**THE PROBLEM**
Scan the entries below and count the lines holding the string "高考真题". Supply only the number.

========

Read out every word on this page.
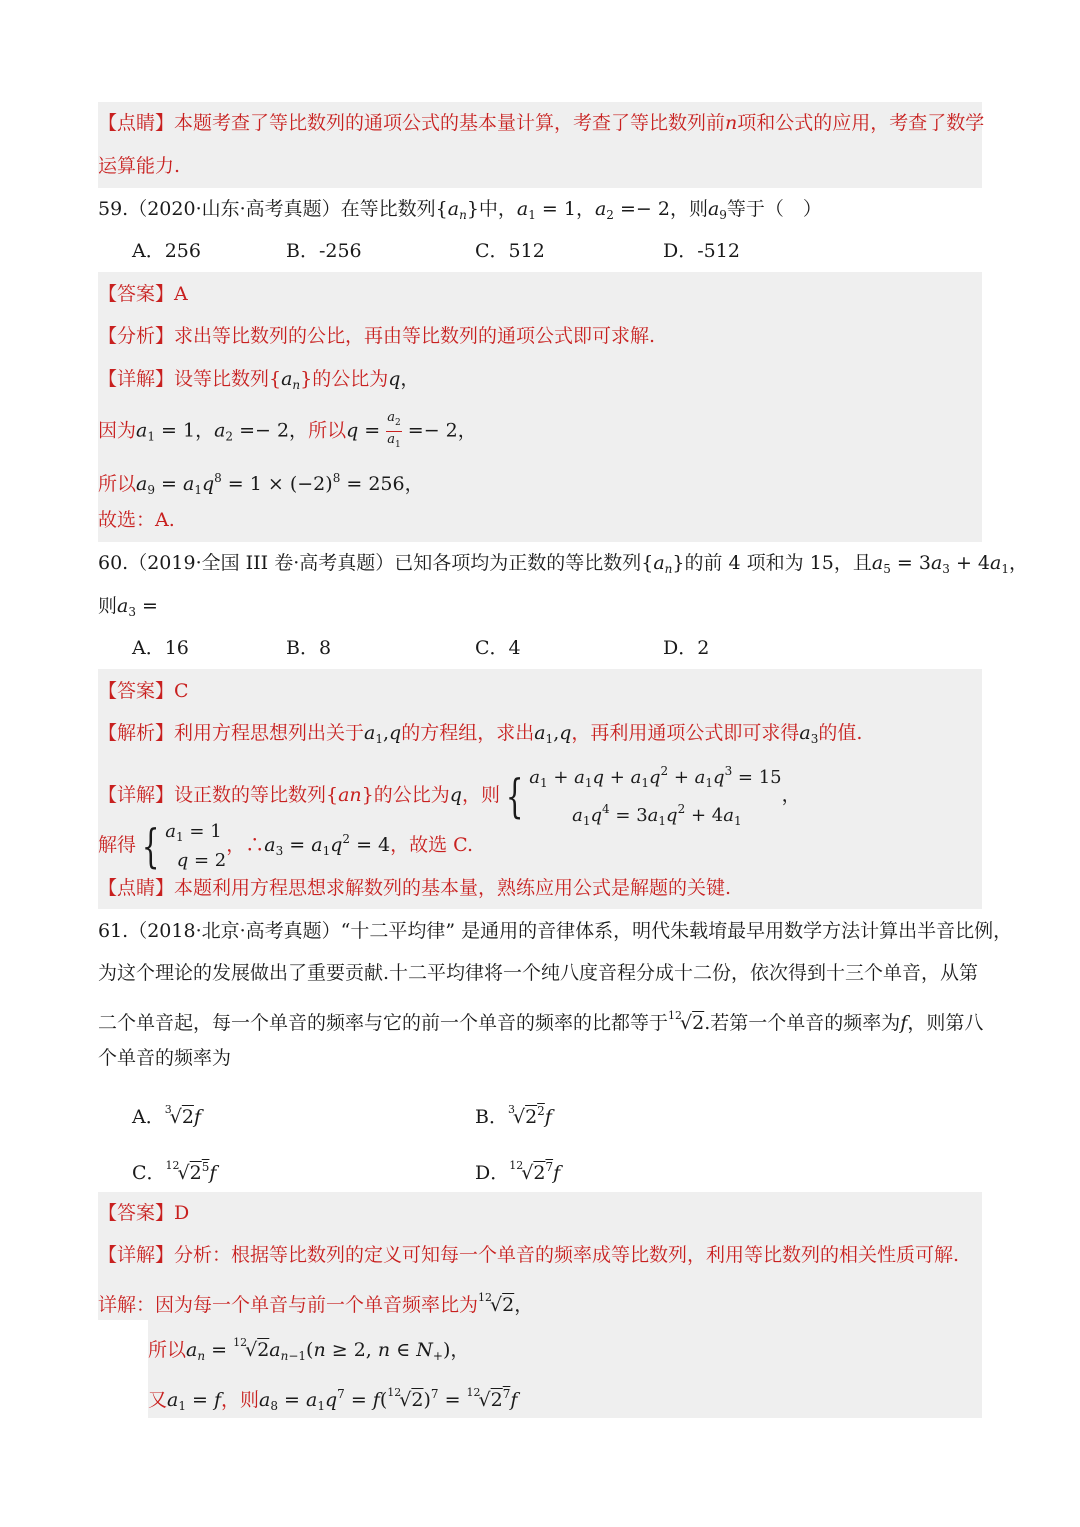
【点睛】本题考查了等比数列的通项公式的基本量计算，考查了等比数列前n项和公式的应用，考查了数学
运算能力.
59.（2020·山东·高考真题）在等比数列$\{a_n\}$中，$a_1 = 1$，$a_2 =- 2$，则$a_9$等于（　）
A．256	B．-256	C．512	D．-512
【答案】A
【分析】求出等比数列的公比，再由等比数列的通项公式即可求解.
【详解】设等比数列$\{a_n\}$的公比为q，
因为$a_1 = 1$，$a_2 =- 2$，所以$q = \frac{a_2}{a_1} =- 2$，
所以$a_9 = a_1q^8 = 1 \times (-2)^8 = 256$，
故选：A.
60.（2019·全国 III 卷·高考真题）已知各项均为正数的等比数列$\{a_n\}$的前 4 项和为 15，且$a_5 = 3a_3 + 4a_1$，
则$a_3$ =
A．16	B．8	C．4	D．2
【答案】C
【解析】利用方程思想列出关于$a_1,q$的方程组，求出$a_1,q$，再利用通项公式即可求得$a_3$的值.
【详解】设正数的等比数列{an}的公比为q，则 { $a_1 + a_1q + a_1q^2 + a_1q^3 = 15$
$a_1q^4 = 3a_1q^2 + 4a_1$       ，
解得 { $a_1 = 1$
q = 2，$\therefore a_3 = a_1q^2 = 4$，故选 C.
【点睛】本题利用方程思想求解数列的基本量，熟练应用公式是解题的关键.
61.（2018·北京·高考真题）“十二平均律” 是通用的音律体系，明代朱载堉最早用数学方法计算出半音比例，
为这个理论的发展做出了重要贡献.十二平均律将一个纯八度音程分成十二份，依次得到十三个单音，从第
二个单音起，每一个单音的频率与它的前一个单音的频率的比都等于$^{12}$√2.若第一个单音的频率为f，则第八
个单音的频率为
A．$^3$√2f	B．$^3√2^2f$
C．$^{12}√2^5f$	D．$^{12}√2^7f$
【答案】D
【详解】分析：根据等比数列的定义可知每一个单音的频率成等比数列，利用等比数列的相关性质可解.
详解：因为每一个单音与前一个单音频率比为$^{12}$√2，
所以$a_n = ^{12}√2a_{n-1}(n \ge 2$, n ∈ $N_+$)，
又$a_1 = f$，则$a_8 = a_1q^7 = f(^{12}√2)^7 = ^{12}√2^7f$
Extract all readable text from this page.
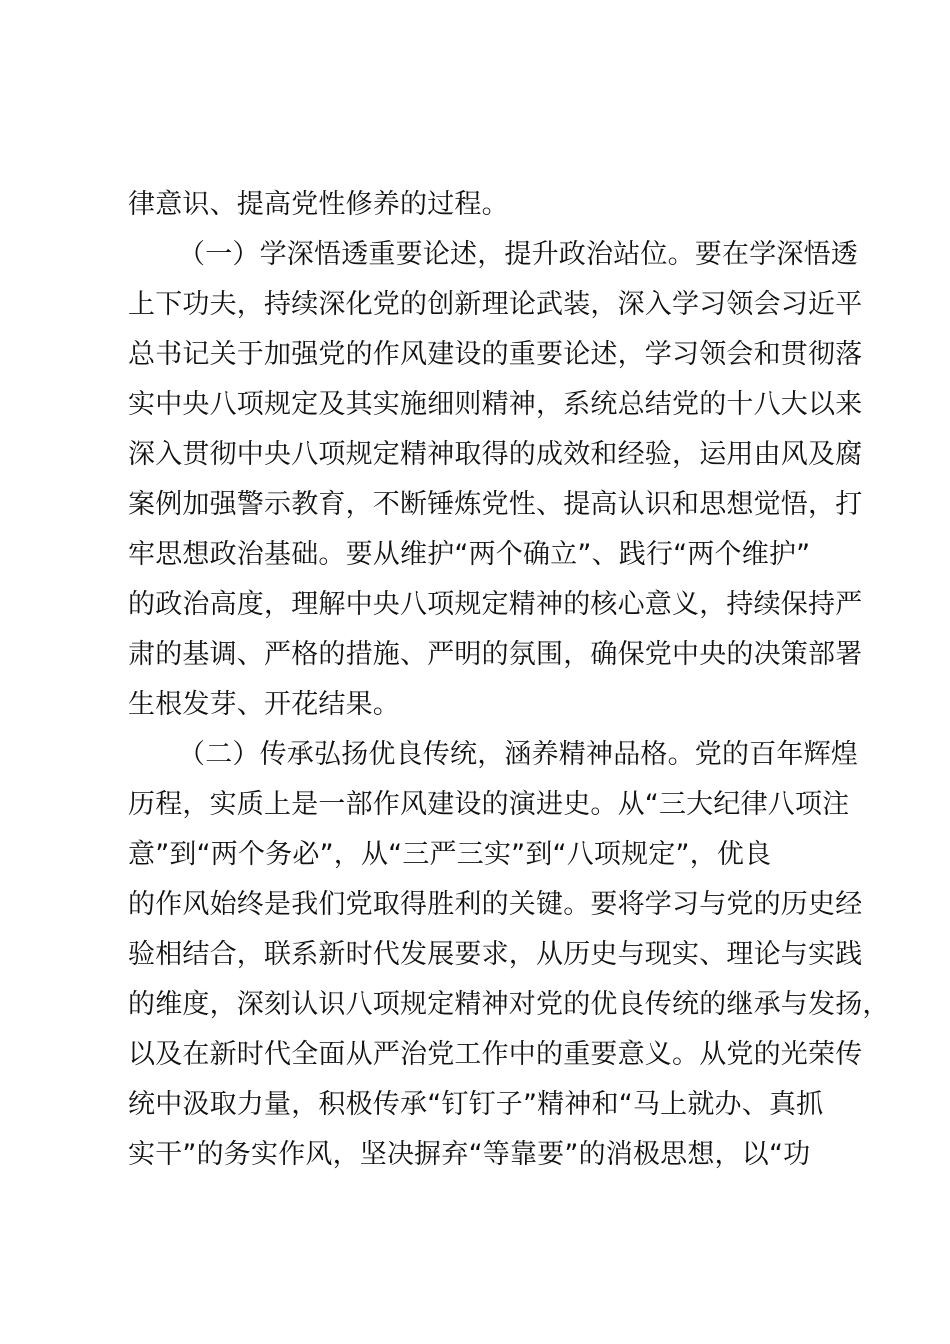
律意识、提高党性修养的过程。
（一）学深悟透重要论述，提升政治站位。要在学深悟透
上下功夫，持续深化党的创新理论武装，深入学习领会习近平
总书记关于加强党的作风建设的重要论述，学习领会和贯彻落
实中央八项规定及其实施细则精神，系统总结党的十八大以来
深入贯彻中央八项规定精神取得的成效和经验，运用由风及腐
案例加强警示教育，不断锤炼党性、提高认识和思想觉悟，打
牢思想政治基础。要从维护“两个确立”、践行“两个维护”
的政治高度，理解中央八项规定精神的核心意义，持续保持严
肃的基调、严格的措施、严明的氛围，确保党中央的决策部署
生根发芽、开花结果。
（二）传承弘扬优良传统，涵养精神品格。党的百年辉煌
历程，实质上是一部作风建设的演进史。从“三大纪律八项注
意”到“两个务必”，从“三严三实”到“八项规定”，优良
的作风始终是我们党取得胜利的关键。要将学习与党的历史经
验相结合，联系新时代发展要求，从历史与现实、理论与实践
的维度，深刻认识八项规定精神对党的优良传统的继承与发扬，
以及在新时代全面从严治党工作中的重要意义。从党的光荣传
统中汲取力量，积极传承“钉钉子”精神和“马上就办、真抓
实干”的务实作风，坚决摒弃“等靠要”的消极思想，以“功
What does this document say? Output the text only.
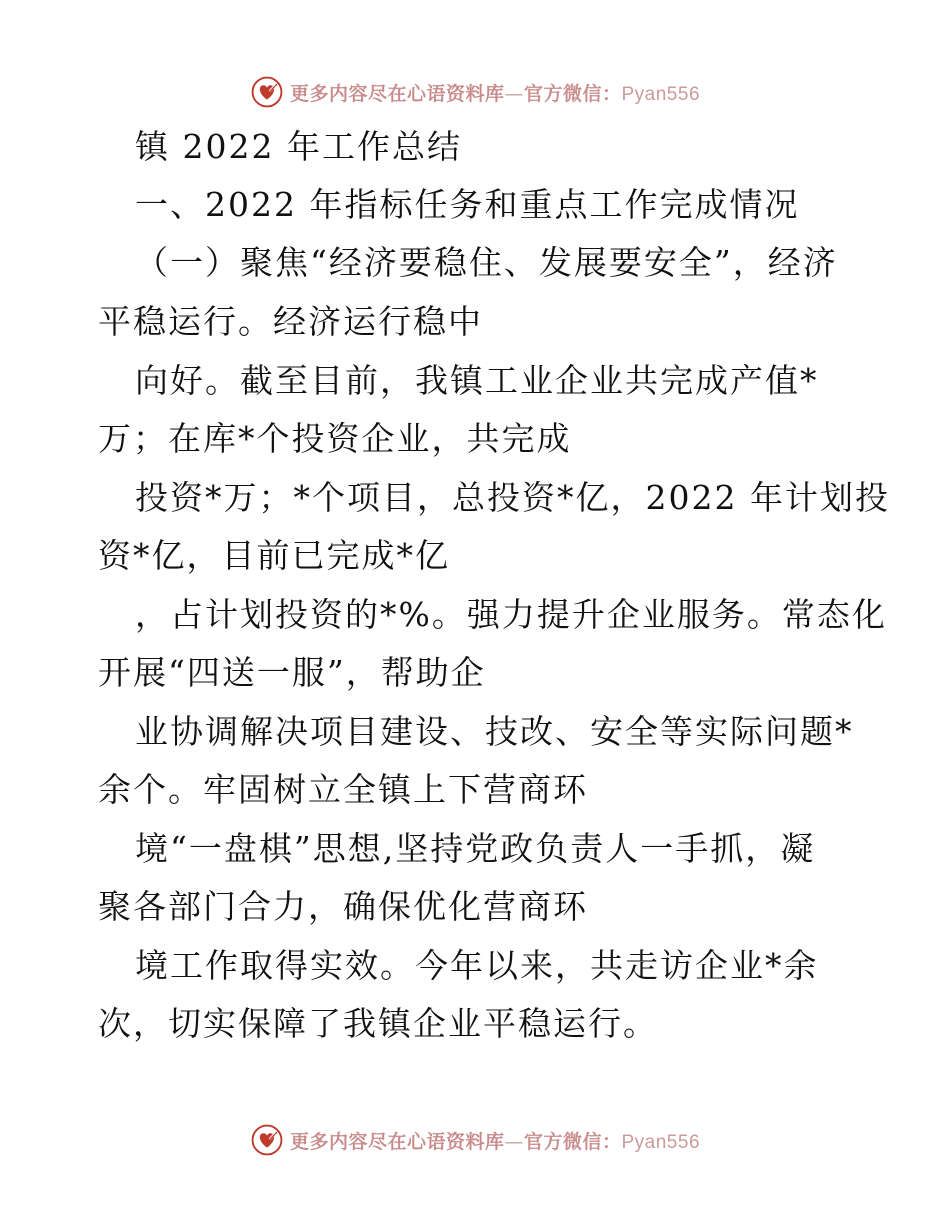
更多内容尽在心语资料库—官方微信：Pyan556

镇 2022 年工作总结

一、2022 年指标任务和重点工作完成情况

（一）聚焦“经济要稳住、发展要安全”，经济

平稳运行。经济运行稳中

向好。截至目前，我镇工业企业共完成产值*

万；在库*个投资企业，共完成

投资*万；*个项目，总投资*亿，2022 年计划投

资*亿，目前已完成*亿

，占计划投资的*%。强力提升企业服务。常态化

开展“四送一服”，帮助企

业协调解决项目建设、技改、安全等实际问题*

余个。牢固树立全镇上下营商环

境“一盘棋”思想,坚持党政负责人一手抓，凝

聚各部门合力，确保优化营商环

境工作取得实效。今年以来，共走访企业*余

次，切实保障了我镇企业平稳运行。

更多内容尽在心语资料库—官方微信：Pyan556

========

**TASK ANSWER**
3